- **WHAT IS BEING ASKED**
Copy out all of the material exactly.

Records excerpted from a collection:
---

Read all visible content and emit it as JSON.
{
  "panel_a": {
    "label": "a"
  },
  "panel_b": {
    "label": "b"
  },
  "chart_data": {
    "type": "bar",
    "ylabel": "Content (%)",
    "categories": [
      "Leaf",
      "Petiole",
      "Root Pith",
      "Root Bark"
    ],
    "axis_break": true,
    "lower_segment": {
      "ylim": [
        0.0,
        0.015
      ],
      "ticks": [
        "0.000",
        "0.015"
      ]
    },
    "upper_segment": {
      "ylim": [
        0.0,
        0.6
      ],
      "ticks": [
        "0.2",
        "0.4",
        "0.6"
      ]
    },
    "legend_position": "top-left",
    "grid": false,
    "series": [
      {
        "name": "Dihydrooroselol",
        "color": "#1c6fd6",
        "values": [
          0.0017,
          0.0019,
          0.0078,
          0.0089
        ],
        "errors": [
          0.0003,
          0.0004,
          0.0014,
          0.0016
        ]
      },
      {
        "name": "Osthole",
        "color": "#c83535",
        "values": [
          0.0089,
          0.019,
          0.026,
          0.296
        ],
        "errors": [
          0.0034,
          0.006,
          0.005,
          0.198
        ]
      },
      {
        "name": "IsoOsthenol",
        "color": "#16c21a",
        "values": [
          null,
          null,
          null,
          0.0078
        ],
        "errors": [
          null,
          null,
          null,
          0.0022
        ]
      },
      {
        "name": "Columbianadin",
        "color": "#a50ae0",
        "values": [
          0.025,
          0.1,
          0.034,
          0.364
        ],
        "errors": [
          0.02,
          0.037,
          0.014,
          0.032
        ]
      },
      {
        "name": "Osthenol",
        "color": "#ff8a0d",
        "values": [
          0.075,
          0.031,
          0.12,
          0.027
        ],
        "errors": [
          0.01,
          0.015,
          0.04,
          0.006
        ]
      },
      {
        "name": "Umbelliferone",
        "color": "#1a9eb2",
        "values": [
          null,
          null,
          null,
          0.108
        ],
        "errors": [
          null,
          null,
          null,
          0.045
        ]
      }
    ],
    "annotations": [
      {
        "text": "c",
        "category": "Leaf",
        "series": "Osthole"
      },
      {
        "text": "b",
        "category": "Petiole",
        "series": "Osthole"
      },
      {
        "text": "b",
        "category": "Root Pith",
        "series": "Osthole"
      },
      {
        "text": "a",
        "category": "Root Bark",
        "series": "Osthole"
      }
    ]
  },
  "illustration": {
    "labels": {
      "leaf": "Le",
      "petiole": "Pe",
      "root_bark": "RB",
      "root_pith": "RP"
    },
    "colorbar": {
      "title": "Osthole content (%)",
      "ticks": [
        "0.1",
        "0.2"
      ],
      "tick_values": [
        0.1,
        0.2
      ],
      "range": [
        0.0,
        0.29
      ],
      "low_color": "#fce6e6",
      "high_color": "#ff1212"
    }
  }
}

---

- **COMPLETE OUTPUT**
Read all visible content and emit it as JSON.
{
  "panel_a": {
    "label": "a"
  },
  "panel_b": {
    "label": "b"
  },
  "chart_data": {
    "type": "bar",
    "ylabel": "Content (%)",
    "categories": [
      "Leaf",
      "Petiole",
      "Root Pith",
      "Root Bark"
    ],
    "axis_break": true,
    "lower_segment": {
      "ylim": [
        0.0,
        0.015
      ],
      "ticks": [
        "0.000",
        "0.015"
      ]
    },
    "upper_segment": {
      "ylim": [
        0.0,
        0.6
      ],
      "ticks": [
        "0.2",
        "0.4",
        "0.6"
      ]
    },
    "legend_position": "top-left",
    "grid": false,
    "series": [
      {
        "name": "Dihydrooroselol",
        "color": "#1c6fd6",
        "values": [
          0.0017,
          0.0019,
          0.0078,
          0.0089
        ],
        "errors": [
          0.0003,
          0.0004,
          0.0014,
          0.0016
        ]
      },
      {
        "name": "Osthole",
        "color": "#c83535",
        "values": [
          0.0089,
          0.019,
          0.026,
          0.296
        ],
        "errors": [
          0.0034,
          0.006,
          0.005,
          0.198
        ]
      },
      {
        "name": "IsoOsthenol",
        "color": "#16c21a",
        "values": [
          null,
          null,
          null,
          0.0078
        ],
        "errors": [
          null,
          null,
          null,
          0.0022
        ]
      },
      {
        "name": "Columbianadin",
        "color": "#a50ae0",
        "values": [
          0.025,
          0.1,
          0.034,
          0.364
        ],
        "errors": [
          0.02,
          0.037,
          0.014,
          0.032
        ]
      },
      {
        "name": "Osthenol",
        "color": "#ff8a0d",
        "values": [
          0.075,
          0.031,
          0.12,
          0.027
        ],
        "errors": [
          0.01,
          0.015,
          0.04,
          0.006
        ]
      },
      {
        "name": "Umbelliferone",
        "color": "#1a9eb2",
        "values": [
          null,
          null,
          null,
          0.108
        ],
        "errors": [
          null,
          null,
          null,
          0.045
        ]
      }
    ],
    "annotations": [
      {
        "text": "c",
        "category": "Leaf",
        "series": "Osthole"
      },
      {
        "text": "b",
        "category": "Petiole",
        "series": "Osthole"
      },
      {
        "text": "b",
        "category": "Root Pith",
        "series": "Osthole"
      },
      {
        "text": "a",
        "category": "Root Bark",
        "series": "Osthole"
      }
    ]
  },
  "illustration": {
    "labels": {
      "leaf": "Le",
      "petiole": "Pe",
      "root_bark": "RB",
      "root_pith": "RP"
    },
    "colorbar": {
      "title": "Osthole content (%)",
      "ticks": [
        "0.1",
        "0.2"
      ],
      "tick_values": [
        0.1,
        0.2
      ],
      "range": [
        0.0,
        0.29
      ],
      "low_color": "#fce6e6",
      "high_color": "#ff1212"
    }
  }
}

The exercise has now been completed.